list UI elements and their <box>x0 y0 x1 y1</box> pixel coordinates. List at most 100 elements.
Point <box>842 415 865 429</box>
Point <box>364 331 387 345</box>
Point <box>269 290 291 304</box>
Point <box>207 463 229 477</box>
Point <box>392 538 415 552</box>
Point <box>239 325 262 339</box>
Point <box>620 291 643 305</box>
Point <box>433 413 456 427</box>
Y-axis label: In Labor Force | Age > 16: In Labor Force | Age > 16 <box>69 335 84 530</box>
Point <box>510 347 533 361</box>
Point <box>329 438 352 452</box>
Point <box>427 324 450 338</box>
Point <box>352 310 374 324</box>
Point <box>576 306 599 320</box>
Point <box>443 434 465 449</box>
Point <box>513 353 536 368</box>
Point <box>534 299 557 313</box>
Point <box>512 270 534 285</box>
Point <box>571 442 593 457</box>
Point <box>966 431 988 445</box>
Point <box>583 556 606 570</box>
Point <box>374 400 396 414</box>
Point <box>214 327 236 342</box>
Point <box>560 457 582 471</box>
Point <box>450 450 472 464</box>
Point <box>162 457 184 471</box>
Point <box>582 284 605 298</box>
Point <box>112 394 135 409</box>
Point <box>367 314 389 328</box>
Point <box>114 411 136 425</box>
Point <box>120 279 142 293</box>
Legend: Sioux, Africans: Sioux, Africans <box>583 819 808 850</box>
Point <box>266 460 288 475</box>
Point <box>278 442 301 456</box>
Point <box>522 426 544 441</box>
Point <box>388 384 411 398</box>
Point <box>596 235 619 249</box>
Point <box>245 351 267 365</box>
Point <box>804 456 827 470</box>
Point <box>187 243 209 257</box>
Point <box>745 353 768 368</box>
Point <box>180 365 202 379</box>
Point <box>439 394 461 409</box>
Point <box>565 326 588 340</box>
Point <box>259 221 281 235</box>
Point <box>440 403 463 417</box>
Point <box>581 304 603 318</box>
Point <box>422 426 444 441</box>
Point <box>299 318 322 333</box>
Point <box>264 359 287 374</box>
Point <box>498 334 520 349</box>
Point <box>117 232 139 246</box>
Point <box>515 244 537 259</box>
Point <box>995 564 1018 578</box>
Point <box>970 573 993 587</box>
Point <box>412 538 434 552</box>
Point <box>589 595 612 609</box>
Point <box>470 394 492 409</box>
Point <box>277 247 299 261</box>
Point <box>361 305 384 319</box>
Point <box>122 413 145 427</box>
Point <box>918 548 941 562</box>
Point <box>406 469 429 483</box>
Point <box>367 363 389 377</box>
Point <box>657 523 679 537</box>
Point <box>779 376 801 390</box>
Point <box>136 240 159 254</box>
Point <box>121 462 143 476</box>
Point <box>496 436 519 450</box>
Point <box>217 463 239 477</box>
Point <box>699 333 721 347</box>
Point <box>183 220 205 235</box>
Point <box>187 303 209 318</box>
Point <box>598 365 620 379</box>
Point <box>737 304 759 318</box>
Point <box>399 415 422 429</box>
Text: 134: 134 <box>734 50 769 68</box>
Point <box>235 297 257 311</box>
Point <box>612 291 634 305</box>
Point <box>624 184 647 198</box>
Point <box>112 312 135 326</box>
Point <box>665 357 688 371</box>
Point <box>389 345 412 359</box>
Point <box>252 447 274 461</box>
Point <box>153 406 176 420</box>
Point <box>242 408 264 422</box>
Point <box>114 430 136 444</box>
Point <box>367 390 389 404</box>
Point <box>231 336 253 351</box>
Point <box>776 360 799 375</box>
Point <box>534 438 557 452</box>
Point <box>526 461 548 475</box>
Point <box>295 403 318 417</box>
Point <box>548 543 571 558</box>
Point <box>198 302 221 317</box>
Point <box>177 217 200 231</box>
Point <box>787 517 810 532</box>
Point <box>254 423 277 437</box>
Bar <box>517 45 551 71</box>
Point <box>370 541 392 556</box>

THE REQUEST → Put the lines, starting at the first one and ending at the line that contains "Point <box>450 450 472 464</box>", into a numbered list, with both of those lines included and any blank lines omitted.

SOLUTION →
1. list UI elements and their <box>x0 y0 x1 y1</box> pixel coordinates. List at most 100 elements.
2. Point <box>842 415 865 429</box>
3. Point <box>364 331 387 345</box>
4. Point <box>269 290 291 304</box>
5. Point <box>207 463 229 477</box>
6. Point <box>392 538 415 552</box>
7. Point <box>239 325 262 339</box>
8. Point <box>620 291 643 305</box>
9. Point <box>433 413 456 427</box>
10. Y-axis label: In Labor Force | Age > 16: In Labor Force | Age > 16 <box>69 335 84 530</box>
11. Point <box>510 347 533 361</box>
12. Point <box>329 438 352 452</box>
13. Point <box>427 324 450 338</box>
14. Point <box>352 310 374 324</box>
15. Point <box>576 306 599 320</box>
16. Point <box>443 434 465 449</box>
17. Point <box>513 353 536 368</box>
18. Point <box>534 299 557 313</box>
19. Point <box>512 270 534 285</box>
20. Point <box>571 442 593 457</box>
21. Point <box>966 431 988 445</box>
22. Point <box>583 556 606 570</box>
23. Point <box>374 400 396 414</box>
24. Point <box>214 327 236 342</box>
25. Point <box>560 457 582 471</box>
26. Point <box>450 450 472 464</box>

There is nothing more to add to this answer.